* [CONSIGNES DE L'EXERCICE]
**A.** D'après le texte sur la résistance ukrainienne à l'invasion russe, quel était l'intitulé de la rencontre tenue à New York le 19 novembre ?
**B.** Rédigez la suite du texte sur la résistance ukrainienne à l'invasion russe, en reprenant après sa dernière phrase.

* [EXTRAIT RETENU]
★ ★ ★ ★ ★

Je suis un socialiste ukrainien. Voici pourquoi je résiste à l’invasion russe. Samedi dernier (19 novembre), une partie de la gauche anglo-saxonne se réunissait à New-York à l’appel du «People’s Forum», pour une rencontre intitulée: «La véritable voie vers la paix en Ukraine». Lorsqu’on a fait remarquer à l’organisateur l’absence de toute voix ukrainienne, sa réponse a été: «Qui s’en soucie? C’est un événement organisé aux États-Unis, et c’est une guerre financée par les contribuables américains.» L’historien et journaliste ukrainien Taras Bilous* explique ici en quoi la position soi-disant pacifique d’une partie de la gauche occidentale est plus que problématique.
En tant que socialiste et internationaliste, j’abhorre la guerre. Mais le principe fondamental de l’autodétermination justifie la résistance des Ukrainien·nes ordinaires à l’invasion brutale de notre pays par Vladimir Poutine. Je vous écris depuis l’Ukraine, où je sers dans les forces de défense territoriale. Il y a un an, je n’aurais pas imaginé me trouver dans cette situation. Comme des millions d’Ukrainien·nes, ma vie a été bouleversée par le chaos de la guerre.
Au cours des quatre derniers mois, j’ai eu l’occasion de rencontrer des personnes que je n’aurais guère rencontrées dans d’autres circonstances. Certaines d’entre elles n’avaient jamais songé à prendre les armes avant le 24 février, mais l’invasion russe les a contraintes à tout laisser tomber pour aller protéger leur famille. Nous critiquons souvent les actions du gouvernement ukrainien et la manière dont la défense est organisée sans remettre en question la nécessité de la résistance et en comprenant bien pourquoi, et pour quoi, nous nous battons.

★ ★ ★ ★ ★

* [MATÉRIEL EXTRAIT]
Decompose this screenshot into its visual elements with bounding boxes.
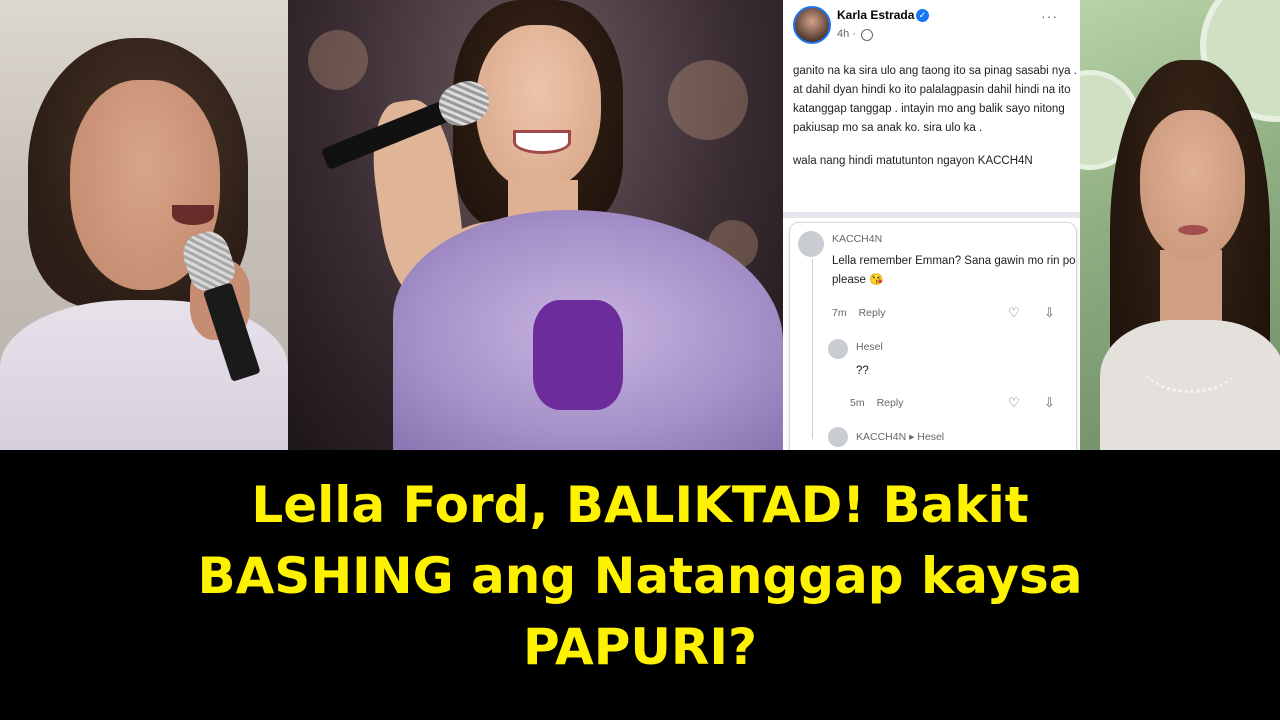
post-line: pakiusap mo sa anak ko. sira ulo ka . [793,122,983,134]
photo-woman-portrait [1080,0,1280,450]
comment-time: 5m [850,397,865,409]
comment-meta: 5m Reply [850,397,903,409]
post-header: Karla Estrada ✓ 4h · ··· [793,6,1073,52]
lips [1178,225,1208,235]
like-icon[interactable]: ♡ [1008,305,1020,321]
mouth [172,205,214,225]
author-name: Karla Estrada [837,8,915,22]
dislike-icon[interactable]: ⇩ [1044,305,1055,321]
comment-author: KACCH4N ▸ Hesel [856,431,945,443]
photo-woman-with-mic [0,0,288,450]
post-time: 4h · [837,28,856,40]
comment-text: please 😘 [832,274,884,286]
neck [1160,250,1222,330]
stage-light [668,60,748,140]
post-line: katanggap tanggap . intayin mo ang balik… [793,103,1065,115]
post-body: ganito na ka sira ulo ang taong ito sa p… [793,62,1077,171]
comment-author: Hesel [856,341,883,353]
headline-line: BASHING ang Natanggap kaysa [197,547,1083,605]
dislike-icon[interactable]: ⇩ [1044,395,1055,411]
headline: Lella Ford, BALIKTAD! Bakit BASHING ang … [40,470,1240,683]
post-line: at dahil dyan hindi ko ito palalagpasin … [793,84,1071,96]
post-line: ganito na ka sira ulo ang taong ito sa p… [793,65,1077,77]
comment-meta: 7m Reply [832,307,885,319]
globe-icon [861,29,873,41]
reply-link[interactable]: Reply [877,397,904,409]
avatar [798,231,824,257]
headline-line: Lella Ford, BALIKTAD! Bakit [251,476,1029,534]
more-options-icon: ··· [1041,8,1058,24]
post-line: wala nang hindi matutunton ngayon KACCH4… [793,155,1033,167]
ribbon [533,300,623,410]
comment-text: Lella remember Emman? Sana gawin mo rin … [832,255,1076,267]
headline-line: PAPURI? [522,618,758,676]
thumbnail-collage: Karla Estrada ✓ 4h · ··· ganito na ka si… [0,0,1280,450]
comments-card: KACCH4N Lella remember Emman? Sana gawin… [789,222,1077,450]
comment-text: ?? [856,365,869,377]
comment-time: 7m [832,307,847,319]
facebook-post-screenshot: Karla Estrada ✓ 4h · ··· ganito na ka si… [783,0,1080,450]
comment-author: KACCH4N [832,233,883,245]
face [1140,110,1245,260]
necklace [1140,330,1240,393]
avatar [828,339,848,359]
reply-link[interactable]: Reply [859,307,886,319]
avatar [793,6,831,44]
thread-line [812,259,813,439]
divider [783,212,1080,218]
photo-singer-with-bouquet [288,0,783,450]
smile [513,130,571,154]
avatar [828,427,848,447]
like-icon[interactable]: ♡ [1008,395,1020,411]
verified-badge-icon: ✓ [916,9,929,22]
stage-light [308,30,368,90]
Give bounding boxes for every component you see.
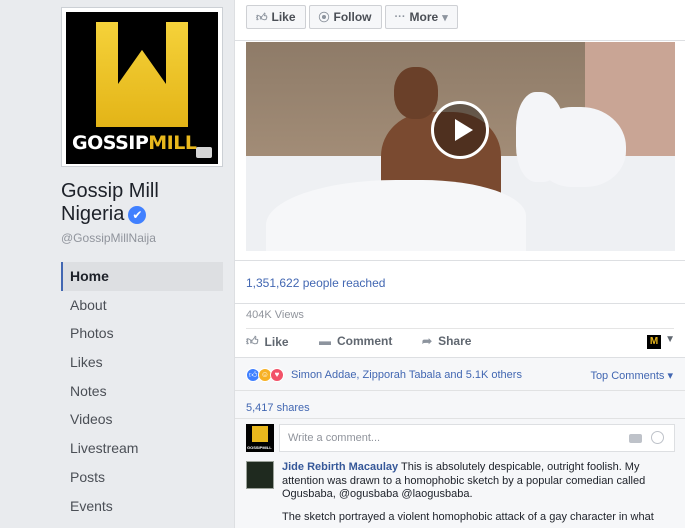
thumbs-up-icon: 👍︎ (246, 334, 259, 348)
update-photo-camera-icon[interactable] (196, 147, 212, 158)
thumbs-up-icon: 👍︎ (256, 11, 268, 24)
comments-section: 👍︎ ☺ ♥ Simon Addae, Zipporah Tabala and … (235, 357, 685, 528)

★ ★ ★ ★ ★

* [RÉPONSES FINALES]
**A.** «La véritable voie vers la paix en Ukraine».

**B.**
En même temps, pendant ces mois, j’ai essayé de suivre et de participer aux discussions de la gauche internationale sur la guerre russo-ukrainienne. Et ce que je ressens aujourd’hui suite à ces discussions est la fatigue et la déception. Trop de temps passé à devoir réfuter la propagande russe manifestement fausse, trop de temps passé à expliquer pourquoi Moscou n’avait pas de «préoccupations légitimes de sécurité» pour justifier la guerre, trop de temps passé à affirmer les prémisses de base de l’autodétermination avec lesquelles tout gauchiste devrait déjà être d’accord.
Ce qui est peut-être le plus frappant dans nombre de ces débats sur la guerre russo-ukrainienne, c’est qu’ils ignorent l’opinion des Ukrainien·nes. Dans certaines discussions de gauche, les Ukrainien·nes sont encore souvent présenté·es soit comme des victimes passives avec lesquelles il faut compatir, soit comme des nazis qu’il faut condamner. Mais l’extrême droite constitue une nette minorité de la résistance ukrainienne, tandis que la majorité absolue des Ukrainien·nes sou-tiennent la résistance et ne veulent pas être de simples victimes passives.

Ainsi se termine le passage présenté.